Task material:
◇ ◇ ◇

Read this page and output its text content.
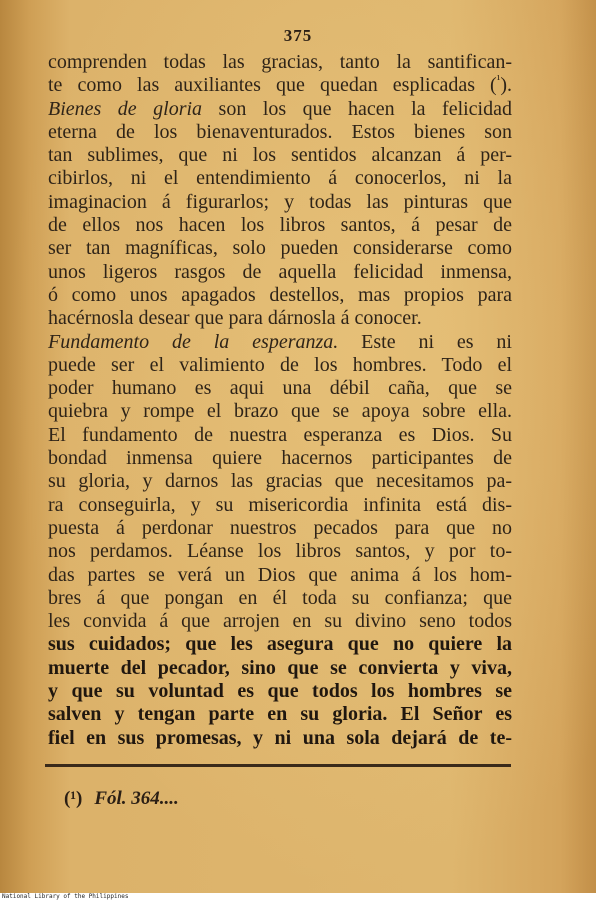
375
comprenden todas las gracias, tanto la santifican-
te como las auxiliantes que quedan esplicadas ($^{^1}$).
Bienes de gloria son los que hacen la felicidad
eterna de los bienaventurados. Estos bienes son
tan sublimes, que ni los sentidos alcanzan á per-
cibirlos, ni el entendimiento á conocerlos, ni la
imaginacion á figurarlos; y todas las pinturas que
de ellos nos hacen los libros santos, á pesar de
ser tan magníficas, solo pueden considerarse como
unos ligeros rasgos de aquella felicidad inmensa,
ó como unos apagados destellos, mas propios para
hacérnosla desear que para dárnosla á conocer.
Fundamento de la esperanza. Este ni es ni
puede ser el valimiento de los hombres. Todo el
poder humano es aqui una débil caña, que se
quiebra y rompe el brazo que se apoya sobre ella.
El fundamento de nuestra esperanza es Dios. Su
bondad inmensa quiere hacernos participantes de
su gloria, y darnos las gracias que necesitamos pa-
ra conseguirla, y su misericordia infinita está dis-
puesta á perdonar nuestros pecados para que no
nos perdamos. Léanse los libros santos, y por to-
das partes se verá un Dios que anima á los hom-
bres á que pongan en él toda su confianza; que
les convida á que arrojen en su divino seno todos
sus cuidados; que les asegura que no quiere la
muerte del pecador, sino que se convierta y viva,
y que su voluntad es que todos los hombres se
salven y tengan parte en su gloria. El Señor es
fiel en sus promesas, y ni una sola dejará de te-
(¹) Fól. 364....
National Library of the Philippines
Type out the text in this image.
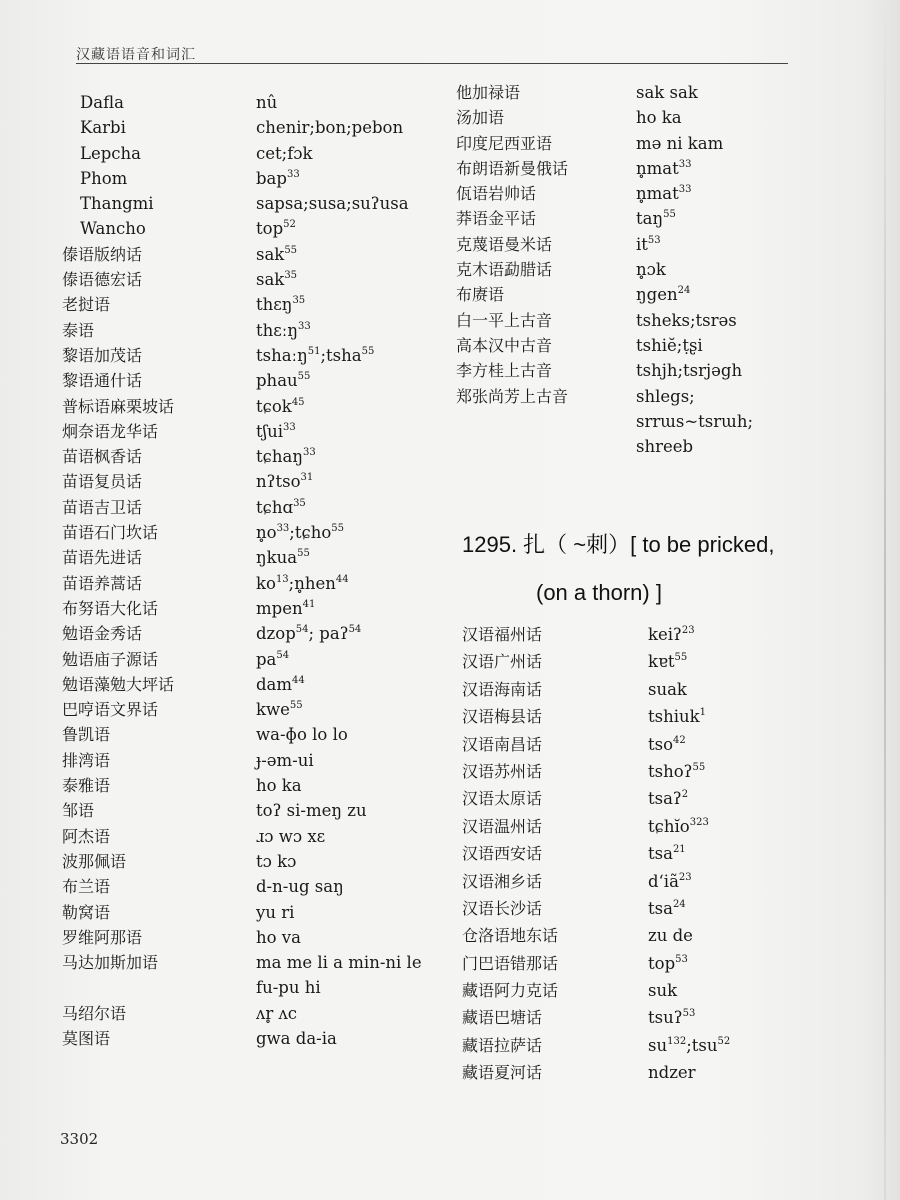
汉藏语语音和词汇
Dafla	nû
Karbi	chenir;bon;pebon
Lepcha	cet;fɔk
Phom	bap$^{33}$
Thangmi	sapsa;susa;suʔusa
Wancho	top$^{52}$
傣语版纳话	sak$^{55}$
傣语德宏话	sak$^{35}$
老挝语	thɛŋ$^{35}$
泰语	thɛːŋ$^{33}$
黎语加茂话	tshaːŋ$^{51}$;tsha$^{55}$
黎语通什话	phau$^{55}$
普标语麻栗坡话	tɕok$^{45}$
炯奈语龙华话	tʃui$^{33}$
苗语枫香话	tɕhaŋ$^{33}$
苗语复员话	nʔtso$^{31}$
苗语吉卫话	tɕhɑ$^{35}$
苗语石门坎话	$n̥o^{33};tɕho^{55}$
苗语先进话	ŋkua$^{55}$
苗语养蒿话	$ko^{13};n̥hen^{44}$
布努语大化话	mpen$^{41}$
勉语金秀话	dzop$^{54}$; paʔ$^{54}$
勉语庙子源话	$pa^{54}$
勉语藻勉大坪话	dam$^{44}$
巴哼语文界话	kwe$^{55}$
鲁凯语	wa-ɸo lo lo
排湾语	ɟ-əm-ui
泰雅语	ho ka
邹语	toʔ si-meŋ zu
阿杰语	ɹɔ wɔ xɛ
波那佩语	tɔ kɔ
布兰语	d-n-ug saŋ
勒窝语	yu ri
罗维阿那语	ho va
马达加斯加语	ma me li a min-ni le
fu-pu hi
马绍尔语	ʌr̥ ʌc
莫图语	gwa da-ia
他加禄语	sak sak
汤加语	ho ka
印度尼西亚语	mə ni kam
布朗语新曼俄话	n̥mat$^{33}$
佤语岩帅话	n̥mat$^{33}$
莽语金平话	taŋ$^{55}$
克蔑语曼米话	$it^{53}$
克木语勐腊话	n̥ɔk
布赓语	ŋgen$^{24}$
白一平上古音	tsheks;tsrəs
高本汉中古音	tshiĕ;ṭʂi
李方桂上古音	tshjh;tsrjəgh
郑张尚芳上古音	shlegs;
srrɯs~tsrɯh;
shreeb
1295. 扎（ ~刺）[ to be pricked,
(on a thorn) ]
汉语福州话	keiʔ$^{23}$
汉语广州话	kɐt$^{55}$
汉语海南话	suak
汉语梅县话	tshiuk$^1$
汉语南昌话	tso$^{42}$
汉语苏州话	tshoʔ$^{55}$
汉语太原话	tsaʔ$^2$
汉语温州话	tɕhĭo$^{323}$
汉语西安话	tsa$^{21}$
汉语湘乡话	dʻiã$^{23}$
汉语长沙话	tsa$^{24}$
仓洛语地东话	zu de
门巴语错那话	top$^{53}$
藏语阿力克话	suk
藏语巴塘话	tsuʔ$^{53}$
藏语拉萨话	$su^{132};tsu^{52}$
藏语夏河话	ndzer
3302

◇ ◇ ◇

Your goal:
Only a number is wanted: how many lines contain "hombres"?

Task solution:
2